Each entry below should be reproduced character for character.
Start of Record list
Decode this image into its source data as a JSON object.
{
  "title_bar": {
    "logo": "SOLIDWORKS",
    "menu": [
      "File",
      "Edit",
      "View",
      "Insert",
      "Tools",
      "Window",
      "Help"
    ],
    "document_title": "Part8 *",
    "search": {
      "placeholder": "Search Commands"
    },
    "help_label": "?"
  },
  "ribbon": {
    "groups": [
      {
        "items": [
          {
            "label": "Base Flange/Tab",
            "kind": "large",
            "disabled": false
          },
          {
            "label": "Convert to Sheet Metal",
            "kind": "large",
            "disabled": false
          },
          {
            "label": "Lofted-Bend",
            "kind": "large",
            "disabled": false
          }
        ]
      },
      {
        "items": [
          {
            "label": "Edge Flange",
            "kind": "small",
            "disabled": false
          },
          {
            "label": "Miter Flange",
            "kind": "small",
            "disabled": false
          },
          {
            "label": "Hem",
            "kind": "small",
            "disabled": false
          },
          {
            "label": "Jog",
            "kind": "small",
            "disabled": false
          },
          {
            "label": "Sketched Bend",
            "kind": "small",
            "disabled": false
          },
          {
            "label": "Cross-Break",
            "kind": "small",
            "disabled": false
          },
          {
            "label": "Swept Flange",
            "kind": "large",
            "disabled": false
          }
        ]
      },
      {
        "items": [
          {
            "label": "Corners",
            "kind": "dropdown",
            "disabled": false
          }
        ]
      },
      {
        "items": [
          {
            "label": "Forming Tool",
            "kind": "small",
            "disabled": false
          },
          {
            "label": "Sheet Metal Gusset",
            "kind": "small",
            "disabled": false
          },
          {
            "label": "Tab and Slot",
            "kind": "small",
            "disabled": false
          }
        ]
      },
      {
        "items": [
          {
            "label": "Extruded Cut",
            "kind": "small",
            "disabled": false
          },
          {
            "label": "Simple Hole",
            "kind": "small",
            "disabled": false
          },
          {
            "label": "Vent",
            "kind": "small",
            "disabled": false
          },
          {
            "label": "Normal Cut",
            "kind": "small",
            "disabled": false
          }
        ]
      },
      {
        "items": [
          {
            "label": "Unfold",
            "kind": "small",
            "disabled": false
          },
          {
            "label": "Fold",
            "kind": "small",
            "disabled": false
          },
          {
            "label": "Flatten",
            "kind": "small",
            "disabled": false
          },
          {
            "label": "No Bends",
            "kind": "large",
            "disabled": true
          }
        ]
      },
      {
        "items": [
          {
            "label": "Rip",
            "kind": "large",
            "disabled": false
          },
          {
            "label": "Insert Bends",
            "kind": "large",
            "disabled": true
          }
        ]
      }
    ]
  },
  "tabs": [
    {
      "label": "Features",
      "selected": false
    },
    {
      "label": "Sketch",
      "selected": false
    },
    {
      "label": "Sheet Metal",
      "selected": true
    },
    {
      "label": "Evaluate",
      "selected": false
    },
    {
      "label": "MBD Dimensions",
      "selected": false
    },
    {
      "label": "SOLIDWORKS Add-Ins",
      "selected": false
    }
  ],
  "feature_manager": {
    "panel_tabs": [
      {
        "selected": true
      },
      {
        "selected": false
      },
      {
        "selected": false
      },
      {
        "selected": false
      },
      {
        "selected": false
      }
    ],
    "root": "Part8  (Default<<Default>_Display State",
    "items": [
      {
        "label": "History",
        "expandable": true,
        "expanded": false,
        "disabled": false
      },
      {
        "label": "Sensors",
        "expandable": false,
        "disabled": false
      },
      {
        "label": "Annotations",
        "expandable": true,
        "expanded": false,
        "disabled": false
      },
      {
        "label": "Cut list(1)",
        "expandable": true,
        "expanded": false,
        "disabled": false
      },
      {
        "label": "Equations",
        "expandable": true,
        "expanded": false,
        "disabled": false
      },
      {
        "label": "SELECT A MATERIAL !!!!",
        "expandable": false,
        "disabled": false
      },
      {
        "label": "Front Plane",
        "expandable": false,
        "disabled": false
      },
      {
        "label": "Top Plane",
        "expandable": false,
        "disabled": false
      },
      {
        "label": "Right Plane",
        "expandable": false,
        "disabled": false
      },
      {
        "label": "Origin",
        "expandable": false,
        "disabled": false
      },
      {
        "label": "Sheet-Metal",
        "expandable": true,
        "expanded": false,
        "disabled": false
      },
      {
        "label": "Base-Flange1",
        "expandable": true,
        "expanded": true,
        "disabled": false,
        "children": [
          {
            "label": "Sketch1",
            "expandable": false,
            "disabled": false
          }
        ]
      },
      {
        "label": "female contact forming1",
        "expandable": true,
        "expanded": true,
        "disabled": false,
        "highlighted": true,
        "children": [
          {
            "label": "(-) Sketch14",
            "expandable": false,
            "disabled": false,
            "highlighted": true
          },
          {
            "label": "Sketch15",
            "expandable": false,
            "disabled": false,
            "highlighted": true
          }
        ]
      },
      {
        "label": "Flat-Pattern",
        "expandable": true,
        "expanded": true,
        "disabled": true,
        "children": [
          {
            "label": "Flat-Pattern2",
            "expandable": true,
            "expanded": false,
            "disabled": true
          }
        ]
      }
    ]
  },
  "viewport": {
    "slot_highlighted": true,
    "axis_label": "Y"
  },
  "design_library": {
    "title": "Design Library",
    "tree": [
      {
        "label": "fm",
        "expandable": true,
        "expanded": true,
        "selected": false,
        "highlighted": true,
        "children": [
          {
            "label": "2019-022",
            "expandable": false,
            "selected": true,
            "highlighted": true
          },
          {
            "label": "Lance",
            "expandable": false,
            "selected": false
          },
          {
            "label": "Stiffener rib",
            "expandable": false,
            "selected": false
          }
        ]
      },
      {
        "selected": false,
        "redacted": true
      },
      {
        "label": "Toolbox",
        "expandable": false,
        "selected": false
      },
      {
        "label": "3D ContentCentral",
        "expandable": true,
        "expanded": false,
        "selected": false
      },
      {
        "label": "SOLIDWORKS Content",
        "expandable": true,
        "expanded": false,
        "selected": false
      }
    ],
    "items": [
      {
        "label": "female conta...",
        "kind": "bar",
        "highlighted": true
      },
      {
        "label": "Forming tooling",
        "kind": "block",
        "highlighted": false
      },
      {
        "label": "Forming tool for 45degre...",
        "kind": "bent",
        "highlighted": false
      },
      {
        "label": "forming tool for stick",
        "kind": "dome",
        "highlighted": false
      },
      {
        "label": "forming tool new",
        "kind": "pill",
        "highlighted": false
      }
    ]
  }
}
End of Record list
**Task output**
Decode this image into its source data as a JSON object.
{
  "title_bar": {
    "logo": "SOLIDWORKS",
    "menu": [
      "File",
      "Edit",
      "View",
      "Insert",
      "Tools",
      "Window",
      "Help"
    ],
    "document_title": "Part8 *",
    "search": {
      "placeholder": "Search Commands"
    },
    "help_label": "?"
  },
  "ribbon": {
    "groups": [
      {
        "items": [
          {
            "label": "Base Flange/Tab",
            "kind": "large",
            "disabled": false
          },
          {
            "label": "Convert to Sheet Metal",
            "kind": "large",
            "disabled": false
          },
          {
            "label": "Lofted-Bend",
            "kind": "large",
            "disabled": false
          }
        ]
      },
      {
        "items": [
          {
            "label": "Edge Flange",
            "kind": "small",
            "disabled": false
          },
          {
            "label": "Miter Flange",
            "kind": "small",
            "disabled": false
          },
          {
            "label": "Hem",
            "kind": "small",
            "disabled": false
          },
          {
            "label": "Jog",
            "kind": "small",
            "disabled": false
          },
          {
            "label": "Sketched Bend",
            "kind": "small",
            "disabled": false
          },
          {
            "label": "Cross-Break",
            "kind": "small",
            "disabled": false
          },
          {
            "label": "Swept Flange",
            "kind": "large",
            "disabled": false
          }
        ]
      },
      {
        "items": [
          {
            "label": "Corners",
            "kind": "dropdown",
            "disabled": false
          }
        ]
      },
      {
        "items": [
          {
            "label": "Forming Tool",
            "kind": "small",
            "disabled": false
          },
          {
            "label": "Sheet Metal Gusset",
            "kind": "small",
            "disabled": false
          },
          {
            "label": "Tab and Slot",
            "kind": "small",
            "disabled": false
          }
        ]
      },
      {
        "items": [
          {
            "label": "Extruded Cut",
            "kind": "small",
            "disabled": false
          },
          {
            "label": "Simple Hole",
            "kind": "small",
            "disabled": false
          },
          {
            "label": "Vent",
            "kind": "small",
            "disabled": false
          },
          {
            "label": "Normal Cut",
            "kind": "small",
            "disabled": false
          }
        ]
      },
      {
        "items": [
          {
            "label": "Unfold",
            "kind": "small",
            "disabled": false
          },
          {
            "label": "Fold",
            "kind": "small",
            "disabled": false
          },
          {
            "label": "Flatten",
            "kind": "small",
            "disabled": false
          },
          {
            "label": "No Bends",
            "kind": "large",
            "disabled": true
          }
        ]
      },
      {
        "items": [
          {
            "label": "Rip",
            "kind": "large",
            "disabled": false
          },
          {
            "label": "Insert Bends",
            "kind": "large",
            "disabled": true
          }
        ]
      }
    ]
  },
  "tabs": [
    {
      "label": "Features",
      "selected": false
    },
    {
      "label": "Sketch",
      "selected": false
    },
    {
      "label": "Sheet Metal",
      "selected": true
    },
    {
      "label": "Evaluate",
      "selected": false
    },
    {
      "label": "MBD Dimensions",
      "selected": false
    },
    {
      "label": "SOLIDWORKS Add-Ins",
      "selected": false
    }
  ],
  "feature_manager": {
    "panel_tabs": [
      {
        "selected": true
      },
      {
        "selected": false
      },
      {
        "selected": false
      },
      {
        "selected": false
      },
      {
        "selected": false
      }
    ],
    "root": "Part8  (Default<<Default>_Display State",
    "items": [
      {
        "label": "History",
        "expandable": true,
        "expanded": false,
        "disabled": false
      },
      {
        "label": "Sensors",
        "expandable": false,
        "disabled": false
      },
      {
        "label": "Annotations",
        "expandable": true,
        "expanded": false,
        "disabled": false
      },
      {
        "label": "Cut list(1)",
        "expandable": true,
        "expanded": false,
        "disabled": false
      },
      {
        "label": "Equations",
        "expandable": true,
        "expanded": false,
        "disabled": false
      },
      {
        "label": "SELECT A MATERIAL !!!!",
        "expandable": false,
        "disabled": false
      },
      {
        "label": "Front Plane",
        "expandable": false,
        "disabled": false
      },
      {
        "label": "Top Plane",
        "expandable": false,
        "disabled": false
      },
      {
        "label": "Right Plane",
        "expandable": false,
        "disabled": false
      },
      {
        "label": "Origin",
        "expandable": false,
        "disabled": false
      },
      {
        "label": "Sheet-Metal",
        "expandable": true,
        "expanded": false,
        "disabled": false
      },
      {
        "label": "Base-Flange1",
        "expandable": true,
        "expanded": true,
        "disabled": false,
        "children": [
          {
            "label": "Sketch1",
            "expandable": false,
            "disabled": false
          }
        ]
      },
      {
        "label": "female contact forming1",
        "expandable": true,
        "expanded": true,
        "disabled": false,
        "highlighted": true,
        "children": [
          {
            "label": "(-) Sketch14",
            "expandable": false,
            "disabled": false,
            "highlighted": true
          },
          {
            "label": "Sketch15",
            "expandable": false,
            "disabled": false,
            "highlighted": true
          }
        ]
      },
      {
        "label": "Flat-Pattern",
        "expandable": true,
        "expanded": true,
        "disabled": true,
        "children": [
          {
            "label": "Flat-Pattern2",
            "expandable": true,
            "expanded": false,
            "disabled": true
          }
        ]
      }
    ]
  },
  "viewport": {
    "slot_highlighted": true,
    "axis_label": "Y"
  },
  "design_library": {
    "title": "Design Library",
    "tree": [
      {
        "label": "fm",
        "expandable": true,
        "expanded": true,
        "selected": false,
        "highlighted": true,
        "children": [
          {
            "label": "2019-022",
            "expandable": false,
            "selected": true,
            "highlighted": true
          },
          {
            "label": "Lance",
            "expandable": false,
            "selected": false
          },
          {
            "label": "Stiffener rib",
            "expandable": false,
            "selected": false
          }
        ]
      },
      {
        "selected": false,
        "redacted": true
      },
      {
        "label": "Toolbox",
        "expandable": false,
        "selected": false
      },
      {
        "label": "3D ContentCentral",
        "expandable": true,
        "expanded": false,
        "selected": false
      },
      {
        "label": "SOLIDWORKS Content",
        "expandable": true,
        "expanded": false,
        "selected": false
      }
    ],
    "items": [
      {
        "label": "female conta...",
        "kind": "bar",
        "highlighted": true
      },
      {
        "label": "Forming tooling",
        "kind": "block",
        "highlighted": false
      },
      {
        "label": "Forming tool for 45degre...",
        "kind": "bent",
        "highlighted": false
      },
      {
        "label": "forming tool for stick",
        "kind": "dome",
        "highlighted": false
      },
      {
        "label": "forming tool new",
        "kind": "pill",
        "highlighted": false
      }
    ]
  }
}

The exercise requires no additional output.